[Saved data entries]
* * *

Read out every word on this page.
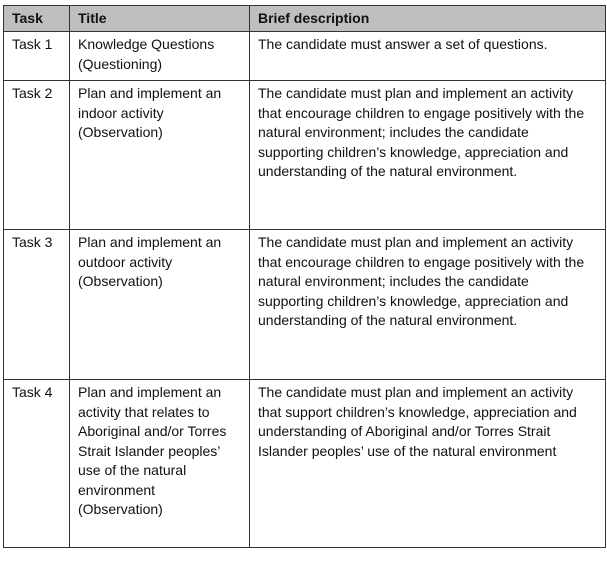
Task	Title	Brief description
Task 1	Knowledge Questions (Questioning)	The candidate must answer a set of questions.
Task 2	Plan and implement an indoor activity (Observation)	The candidate must plan and implement an activity that encourage children to engage positively with the natural environment; includes the candidate supporting children’s knowledge, appreciation and understanding of the natural environment.
Task 3	Plan and implement an outdoor activity (Observation)	The candidate must plan and implement an activity that encourage children to engage positively with the natural environment; includes the candidate supporting children’s knowledge, appreciation and understanding of the natural environment.
Task 4	Plan and implement an activity that relates to Aboriginal and/or Torres Strait Islander peoples’ use of the natural environment (Observation)	The candidate must plan and implement an activity that support children’s knowledge, appreciation and understanding of Aboriginal and/or Torres Strait Islander peoples’ use of the natural environment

* * *

→ **Stated problem**:
Copy the material shown above in full and exactly. Skip the pictures.

→ **Response for this exercise**:
Read out every word on this page.
Task	Title	Brief description
Task 1	Knowledge Questions (Questioning)	The candidate must answer a set of questions.
Task 2	Plan and implement an indoor activity (Observation)	The candidate must plan and implement an activity that encourage children to engage positively with the natural environment; includes the candidate supporting children’s knowledge, appreciation and understanding of the natural environment.
Task 3	Plan and implement an outdoor activity (Observation)	The candidate must plan and implement an activity that encourage children to engage positively with the natural environment; includes the candidate supporting children’s knowledge, appreciation and understanding of the natural environment.
Task 4	Plan and implement an activity that relates to Aboriginal and/or Torres Strait Islander peoples’ use of the natural environment (Observation)	The candidate must plan and implement an activity that support children’s knowledge, appreciation and understanding of Aboriginal and/or Torres Strait Islander peoples’ use of the natural environment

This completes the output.